**Records to use**
+===+

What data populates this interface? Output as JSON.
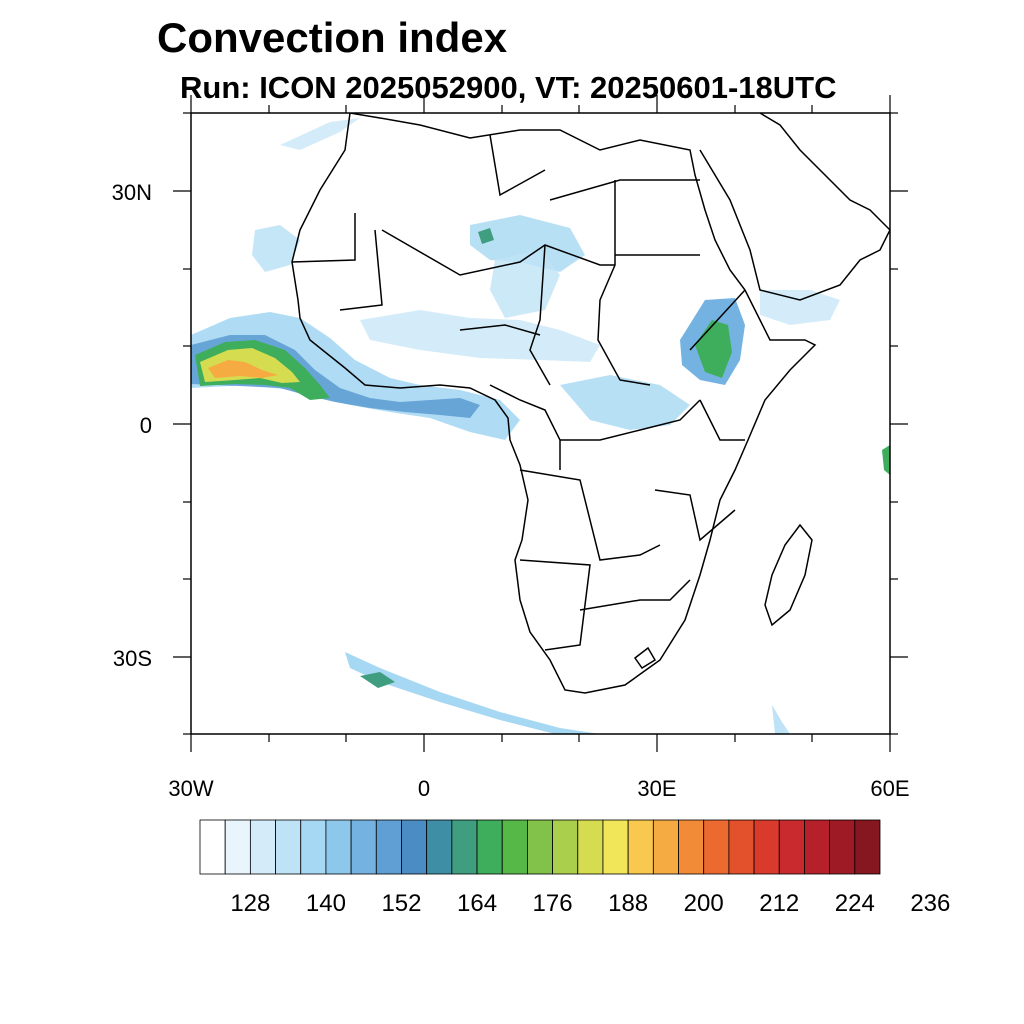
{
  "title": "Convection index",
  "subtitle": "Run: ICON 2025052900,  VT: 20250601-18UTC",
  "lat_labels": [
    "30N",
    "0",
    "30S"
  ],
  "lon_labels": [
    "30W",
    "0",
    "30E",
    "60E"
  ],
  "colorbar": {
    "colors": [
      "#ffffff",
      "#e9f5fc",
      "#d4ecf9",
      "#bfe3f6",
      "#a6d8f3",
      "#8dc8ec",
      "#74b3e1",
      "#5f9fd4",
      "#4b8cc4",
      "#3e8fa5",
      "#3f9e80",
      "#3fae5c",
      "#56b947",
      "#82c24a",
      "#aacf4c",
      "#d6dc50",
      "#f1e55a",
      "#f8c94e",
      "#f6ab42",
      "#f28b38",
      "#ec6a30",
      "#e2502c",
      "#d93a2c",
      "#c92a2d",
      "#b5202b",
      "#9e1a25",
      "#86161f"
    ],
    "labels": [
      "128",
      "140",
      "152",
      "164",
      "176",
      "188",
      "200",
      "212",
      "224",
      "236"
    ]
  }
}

+===+

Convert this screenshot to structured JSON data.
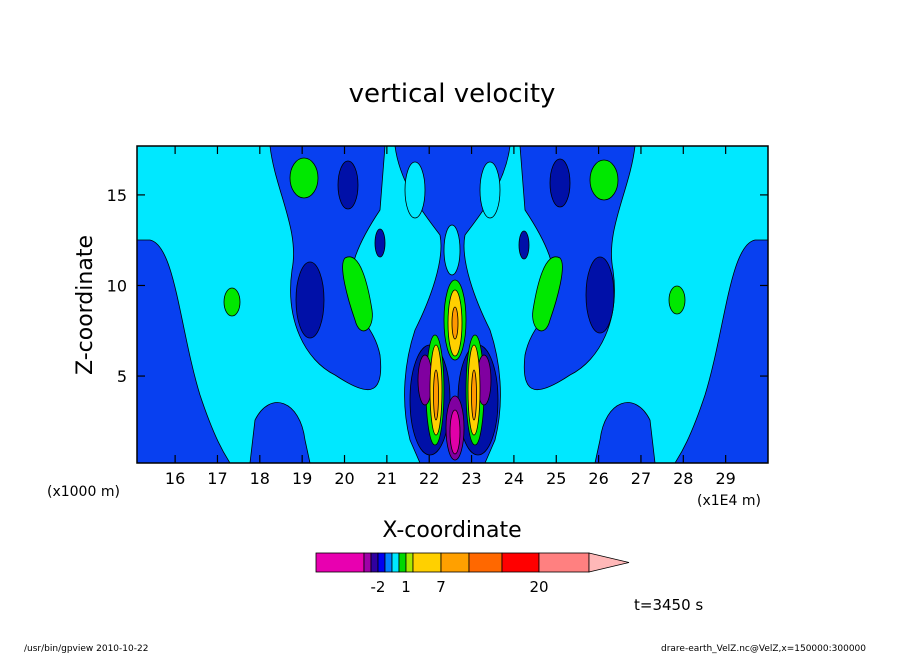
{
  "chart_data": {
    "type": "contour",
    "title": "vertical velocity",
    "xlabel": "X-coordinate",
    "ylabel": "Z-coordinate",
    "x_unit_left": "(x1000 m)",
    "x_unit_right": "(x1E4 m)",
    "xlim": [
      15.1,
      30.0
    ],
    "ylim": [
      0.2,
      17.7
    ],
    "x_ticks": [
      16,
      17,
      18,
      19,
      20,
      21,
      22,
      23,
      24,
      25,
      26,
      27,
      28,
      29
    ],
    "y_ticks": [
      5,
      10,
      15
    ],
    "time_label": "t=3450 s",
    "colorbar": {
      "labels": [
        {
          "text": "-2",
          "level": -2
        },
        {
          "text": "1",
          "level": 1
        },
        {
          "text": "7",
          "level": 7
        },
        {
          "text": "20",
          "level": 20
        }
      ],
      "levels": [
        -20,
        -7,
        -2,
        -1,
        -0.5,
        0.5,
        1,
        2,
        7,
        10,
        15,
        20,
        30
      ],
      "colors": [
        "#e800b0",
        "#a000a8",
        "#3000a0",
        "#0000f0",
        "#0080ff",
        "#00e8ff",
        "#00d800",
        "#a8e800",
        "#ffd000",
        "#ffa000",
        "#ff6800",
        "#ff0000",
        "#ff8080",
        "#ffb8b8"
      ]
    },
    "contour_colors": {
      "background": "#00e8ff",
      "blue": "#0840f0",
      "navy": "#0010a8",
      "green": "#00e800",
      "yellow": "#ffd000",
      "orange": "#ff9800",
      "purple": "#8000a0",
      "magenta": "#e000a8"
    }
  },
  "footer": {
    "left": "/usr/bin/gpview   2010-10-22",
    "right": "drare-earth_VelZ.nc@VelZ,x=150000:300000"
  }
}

+===+

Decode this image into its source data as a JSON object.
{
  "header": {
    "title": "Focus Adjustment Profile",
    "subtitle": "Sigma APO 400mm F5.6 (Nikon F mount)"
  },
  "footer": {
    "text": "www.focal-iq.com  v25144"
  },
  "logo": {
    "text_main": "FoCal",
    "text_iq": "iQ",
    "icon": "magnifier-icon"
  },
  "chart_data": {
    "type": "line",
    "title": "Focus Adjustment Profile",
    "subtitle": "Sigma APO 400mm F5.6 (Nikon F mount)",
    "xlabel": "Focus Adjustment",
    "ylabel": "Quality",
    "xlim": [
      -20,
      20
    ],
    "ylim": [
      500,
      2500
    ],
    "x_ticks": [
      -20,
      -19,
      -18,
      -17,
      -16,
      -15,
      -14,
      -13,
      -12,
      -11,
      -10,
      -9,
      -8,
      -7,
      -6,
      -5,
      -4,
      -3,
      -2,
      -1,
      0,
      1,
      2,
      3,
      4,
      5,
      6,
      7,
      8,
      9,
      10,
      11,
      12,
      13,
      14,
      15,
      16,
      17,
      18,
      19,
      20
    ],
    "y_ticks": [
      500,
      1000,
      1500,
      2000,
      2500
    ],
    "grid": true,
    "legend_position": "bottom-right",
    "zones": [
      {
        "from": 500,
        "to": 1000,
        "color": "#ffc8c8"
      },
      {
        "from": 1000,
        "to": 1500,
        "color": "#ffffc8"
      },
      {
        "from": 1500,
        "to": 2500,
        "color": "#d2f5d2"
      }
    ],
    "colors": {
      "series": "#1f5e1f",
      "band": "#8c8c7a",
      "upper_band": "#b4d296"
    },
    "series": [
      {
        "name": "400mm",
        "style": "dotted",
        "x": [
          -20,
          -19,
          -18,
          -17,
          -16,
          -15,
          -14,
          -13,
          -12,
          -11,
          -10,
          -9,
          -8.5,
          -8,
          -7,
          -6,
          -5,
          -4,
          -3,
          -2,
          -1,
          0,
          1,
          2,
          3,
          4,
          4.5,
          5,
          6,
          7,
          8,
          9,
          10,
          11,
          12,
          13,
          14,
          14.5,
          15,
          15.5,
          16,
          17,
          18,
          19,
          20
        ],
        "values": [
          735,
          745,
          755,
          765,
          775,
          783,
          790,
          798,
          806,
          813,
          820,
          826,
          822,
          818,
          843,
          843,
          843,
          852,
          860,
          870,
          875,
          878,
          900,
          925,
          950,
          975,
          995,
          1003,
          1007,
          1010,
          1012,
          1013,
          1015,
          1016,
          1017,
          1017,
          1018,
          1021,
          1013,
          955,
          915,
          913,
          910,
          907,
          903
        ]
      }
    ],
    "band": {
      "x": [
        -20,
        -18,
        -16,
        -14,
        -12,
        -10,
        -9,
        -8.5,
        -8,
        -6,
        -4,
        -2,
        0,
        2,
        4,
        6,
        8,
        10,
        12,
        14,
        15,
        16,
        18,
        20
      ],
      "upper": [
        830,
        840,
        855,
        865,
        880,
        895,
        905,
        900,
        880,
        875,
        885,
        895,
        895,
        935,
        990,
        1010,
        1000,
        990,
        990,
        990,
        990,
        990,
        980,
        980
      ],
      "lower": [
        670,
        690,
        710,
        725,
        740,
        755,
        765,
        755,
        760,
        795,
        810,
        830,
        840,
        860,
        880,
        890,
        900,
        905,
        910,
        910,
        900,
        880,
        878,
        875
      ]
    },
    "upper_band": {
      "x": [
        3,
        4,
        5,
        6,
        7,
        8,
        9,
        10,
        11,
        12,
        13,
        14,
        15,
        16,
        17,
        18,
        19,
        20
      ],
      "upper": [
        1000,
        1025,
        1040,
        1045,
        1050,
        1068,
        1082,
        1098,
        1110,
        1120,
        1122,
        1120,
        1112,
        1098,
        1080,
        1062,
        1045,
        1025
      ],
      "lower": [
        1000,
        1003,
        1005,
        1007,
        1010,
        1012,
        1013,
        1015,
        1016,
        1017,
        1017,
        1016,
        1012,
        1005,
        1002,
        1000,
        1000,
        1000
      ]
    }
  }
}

+===+

**Work instructions**
Look above for every line with the word "Nikon" and copy it.

**Problem solution**
    "subtitle": "Sigma APO 400mm F5.6 (Nikon F mount)"
    "subtitle": "Sigma APO 400mm F5.6 (Nikon F mount)",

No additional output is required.